> _Work order_
Repeat the listing exactly. Do not carry over any pictures.

> _Provided data_
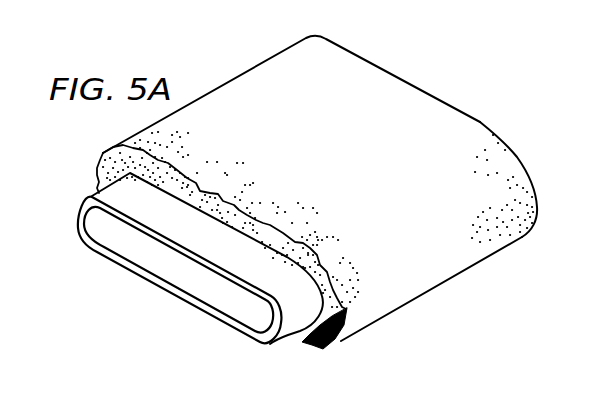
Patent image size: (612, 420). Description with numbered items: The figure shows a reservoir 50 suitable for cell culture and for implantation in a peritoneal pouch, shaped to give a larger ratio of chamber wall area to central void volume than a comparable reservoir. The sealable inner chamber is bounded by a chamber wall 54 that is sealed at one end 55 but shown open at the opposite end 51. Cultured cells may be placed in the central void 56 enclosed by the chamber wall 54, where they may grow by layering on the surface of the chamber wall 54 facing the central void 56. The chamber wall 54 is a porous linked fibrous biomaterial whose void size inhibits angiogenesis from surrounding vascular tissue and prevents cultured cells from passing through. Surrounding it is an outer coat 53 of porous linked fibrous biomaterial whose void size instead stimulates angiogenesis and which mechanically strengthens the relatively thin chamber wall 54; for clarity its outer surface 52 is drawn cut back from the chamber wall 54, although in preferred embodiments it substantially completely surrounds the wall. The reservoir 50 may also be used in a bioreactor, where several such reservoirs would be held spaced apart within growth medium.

The reservoir 50 is at (476, 70).
The open end 51 is at (200, 306).
The outer coating layer 52 is at (249, 69).
The outer coat 53 is at (320, 349).
The chamber wall 54 is at (98, 196).
The sealed end 55 is at (527, 161).
The central void 56 is at (88, 222).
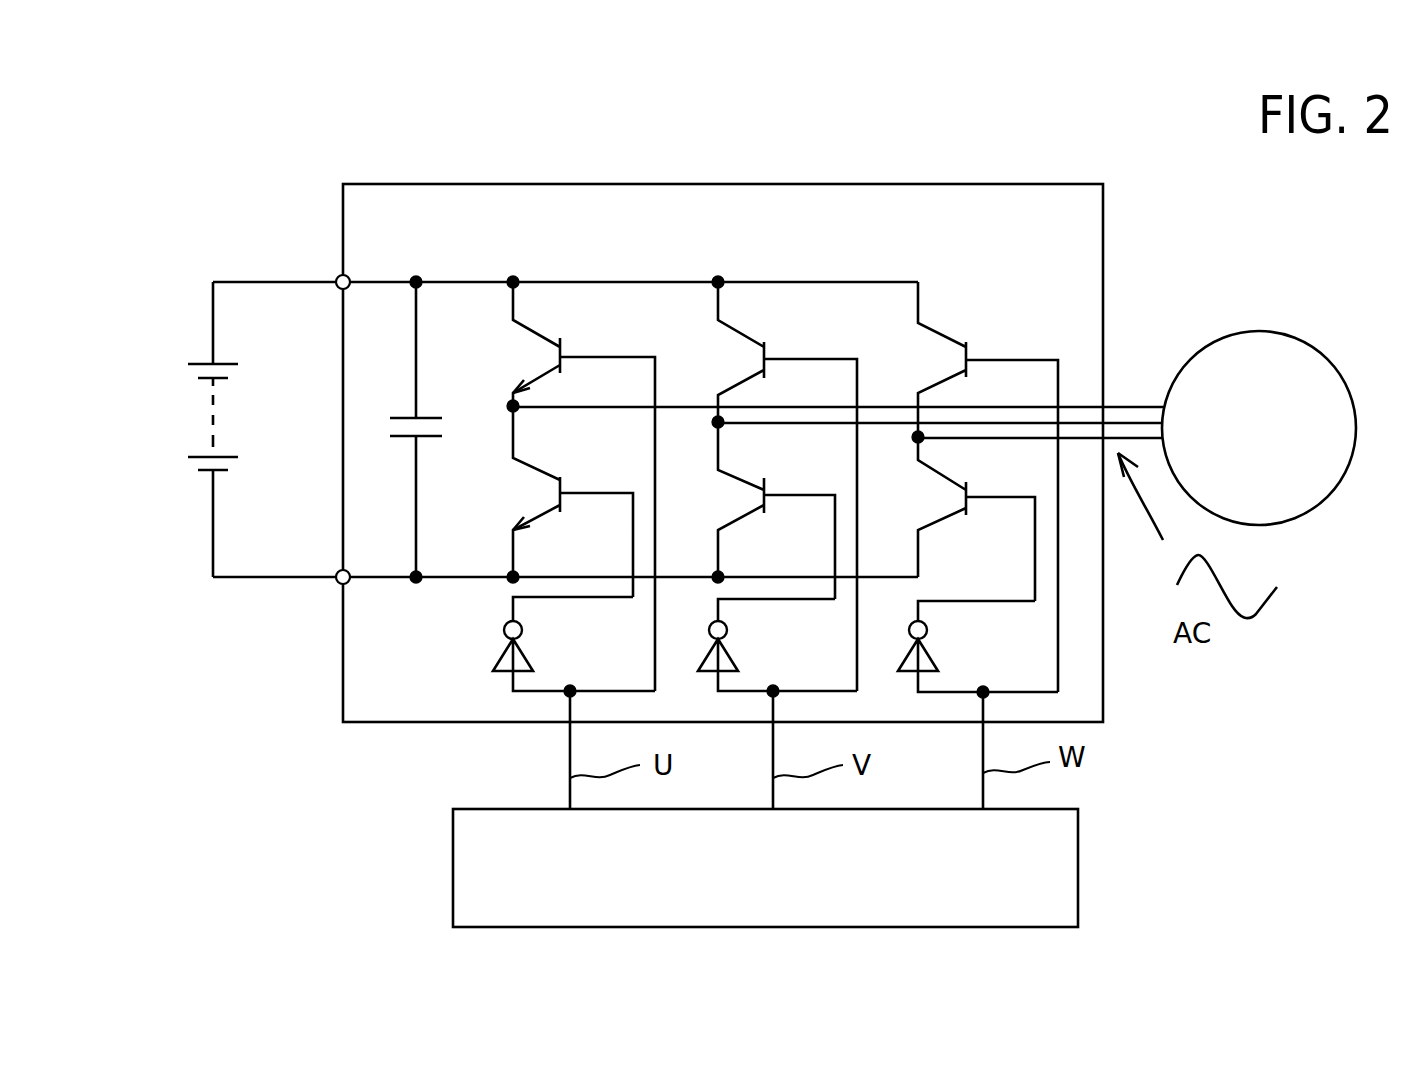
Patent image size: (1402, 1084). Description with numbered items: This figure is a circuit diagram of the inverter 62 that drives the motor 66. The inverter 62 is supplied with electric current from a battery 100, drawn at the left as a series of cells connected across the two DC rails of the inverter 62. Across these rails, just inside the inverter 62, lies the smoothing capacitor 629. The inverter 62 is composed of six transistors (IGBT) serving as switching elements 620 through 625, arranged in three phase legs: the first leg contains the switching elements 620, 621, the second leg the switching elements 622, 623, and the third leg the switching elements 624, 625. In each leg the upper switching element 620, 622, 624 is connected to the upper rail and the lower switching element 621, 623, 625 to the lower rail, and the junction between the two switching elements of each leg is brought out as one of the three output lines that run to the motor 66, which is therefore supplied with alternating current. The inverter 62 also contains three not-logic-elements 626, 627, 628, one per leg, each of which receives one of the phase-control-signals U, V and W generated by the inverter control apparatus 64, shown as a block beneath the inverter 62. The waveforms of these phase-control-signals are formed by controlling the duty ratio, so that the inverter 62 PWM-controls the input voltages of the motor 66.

The inverter 62 is at (1103, 260).
The inverter control apparatus 64 is at (1078, 862).
The motor 66 is at (1254, 333).
The battery 100 is at (196, 463).
The switching element 620 is at (563, 352).
The switching element 621 is at (561, 488).
The switching element 622 is at (767, 352).
The switching element 623 is at (770, 487).
The switching element 624 is at (968, 352).
The switching element 625 is at (931, 527).
The not-logic-element 626 is at (523, 652).
The not-logic-element 627 is at (728, 652).
The not-logic-element 628 is at (928, 652).
The smoothing capacitor 629 is at (428, 417).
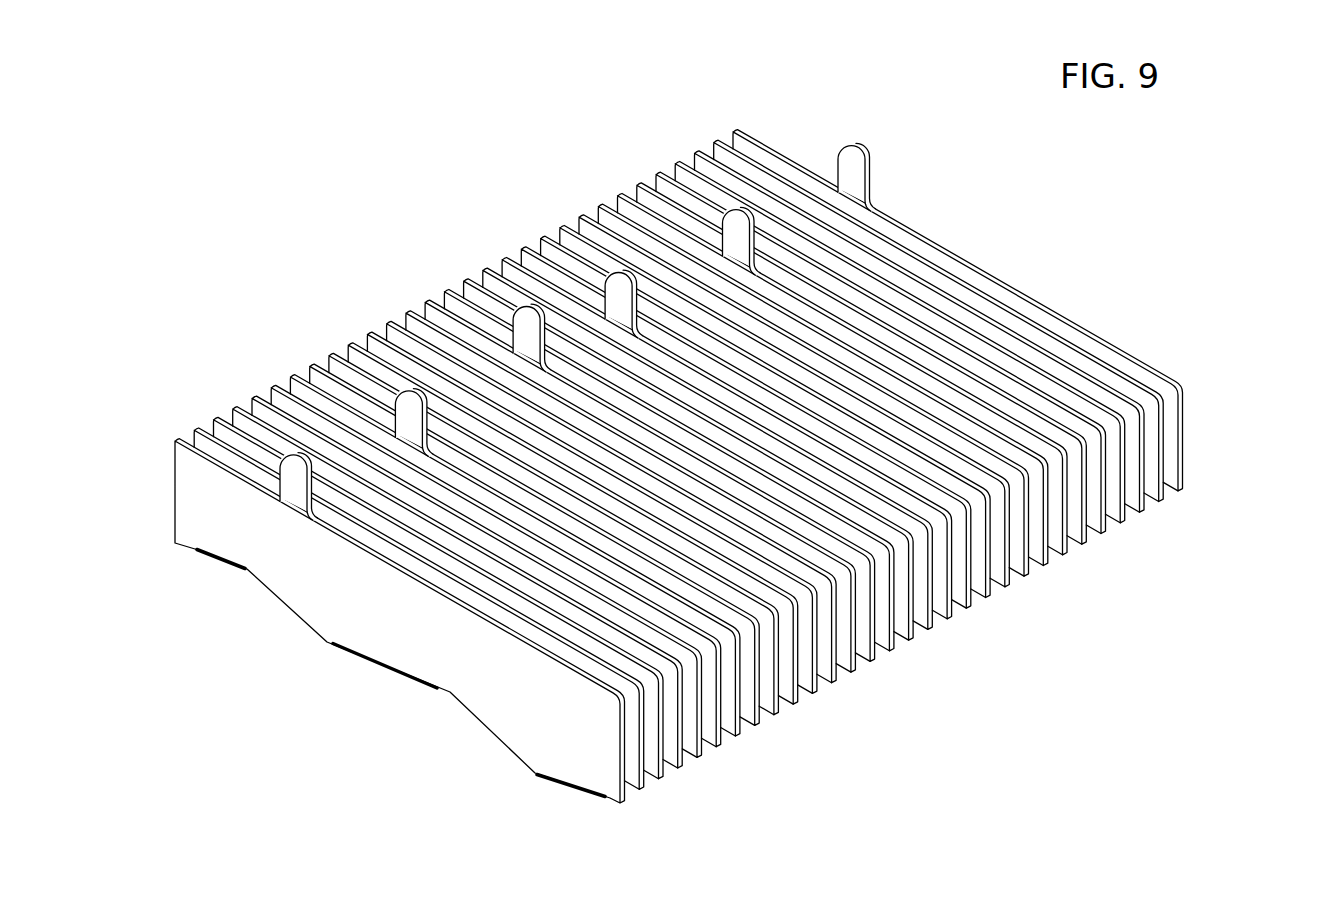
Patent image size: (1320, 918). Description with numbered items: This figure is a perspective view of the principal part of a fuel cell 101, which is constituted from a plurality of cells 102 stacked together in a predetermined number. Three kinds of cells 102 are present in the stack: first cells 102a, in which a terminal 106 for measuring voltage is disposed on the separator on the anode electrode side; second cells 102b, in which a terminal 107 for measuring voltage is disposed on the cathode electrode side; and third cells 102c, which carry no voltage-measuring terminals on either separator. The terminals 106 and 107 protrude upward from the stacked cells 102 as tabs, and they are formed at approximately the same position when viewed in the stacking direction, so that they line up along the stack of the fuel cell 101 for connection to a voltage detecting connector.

> _Finished exercise_
Patent image size: (612, 420). Description with numbered items: The figure shows a reservoir 50 suitable for cell culture and for implantation in a peritoneal pouch, shaped to give a larger ratio of chamber wall area to central void volume than a comparable reservoir. The sealable inner chamber is bounded by a chamber wall 54 that is sealed at one end 55 but shown open at the opposite end 51. Cultured cells may be placed in the central void 56 enclosed by the chamber wall 54, where they may grow by layering on the surface of the chamber wall 54 facing the central void 56. The chamber wall 54 is a porous linked fibrous biomaterial whose void size inhibits angiogenesis from surrounding vascular tissue and prevents cultured cells from passing through. Surrounding it is an outer coat 53 of porous linked fibrous biomaterial whose void size instead stimulates angiogenesis and which mechanically strengthens the relatively thin chamber wall 54; for clarity its outer surface 52 is drawn cut back from the chamber wall 54, although in preferred embodiments it substantially completely surrounds the wall. The reservoir 50 may also be used in a bioreactor, where several such reservoirs would be held spaced apart within growth medium.

The reservoir 50 is at (476, 70).
The open end 51 is at (200, 306).
The outer coating layer 52 is at (249, 69).
The outer coat 53 is at (320, 349).
The chamber wall 54 is at (98, 196).
The sealed end 55 is at (527, 161).
The central void 56 is at (88, 222).
Patent image size: (1402, 1084). Description with numbered items: This figure is a circuit diagram of the inverter 62 that drives the motor 66. The inverter 62 is supplied with electric current from a battery 100, drawn at the left as a series of cells connected across the two DC rails of the inverter 62. Across these rails, just inside the inverter 62, lies the smoothing capacitor 629. The inverter 62 is composed of six transistors (IGBT) serving as switching elements 620 through 625, arranged in three phase legs: the first leg contains the switching elements 620, 621, the second leg the switching elements 622, 623, and the third leg the switching elements 624, 625. In each leg the upper switching element 620, 622, 624 is connected to the upper rail and the lower switching element 621, 623, 625 to the lower rail, and the junction between the two switching elements of each leg is brought out as one of the three output lines that run to the motor 66, which is therefore supplied with alternating current. The inverter 62 also contains three not-logic-elements 626, 627, 628, one per leg, each of which receives one of the phase-control-signals U, V and W generated by the inverter control apparatus 64, shown as a block beneath the inverter 62. The waveforms of these phase-control-signals are formed by controlling the duty ratio, so that the inverter 62 PWM-controls the input voltages of the motor 66.

The inverter 62 is at (1103, 260).
The inverter control apparatus 64 is at (1078, 862).
The motor 66 is at (1254, 333).
The battery 100 is at (196, 463).
The switching element 620 is at (563, 352).
The switching element 621 is at (561, 488).
The switching element 622 is at (767, 352).
The switching element 623 is at (770, 487).
The switching element 624 is at (968, 352).
The switching element 625 is at (931, 527).
The not-logic-element 626 is at (523, 652).
The not-logic-element 627 is at (728, 652).
The not-logic-element 628 is at (928, 652).
The smoothing capacitor 629 is at (428, 417).
Patent image size: (1320, 918). Description with numbered items: This figure is a perspective view of the principal part of a fuel cell 101, which is constituted from a plurality of cells 102 stacked together in a predetermined number. Three kinds of cells 102 are present in the stack: first cells 102a, in which a terminal 106 for measuring voltage is disposed on the separator on the anode electrode side; second cells 102b, in which a terminal 107 for measuring voltage is disposed on the cathode electrode side; and third cells 102c, which carry no voltage-measuring terminals on either separator. The terminals 106 and 107 protrude upward from the stacked cells 102 as tabs, and they are formed at approximately the same position when viewed in the stacking direction, so that they line up along the stack of the fuel cell 101 for connection to a voltage detecting connector.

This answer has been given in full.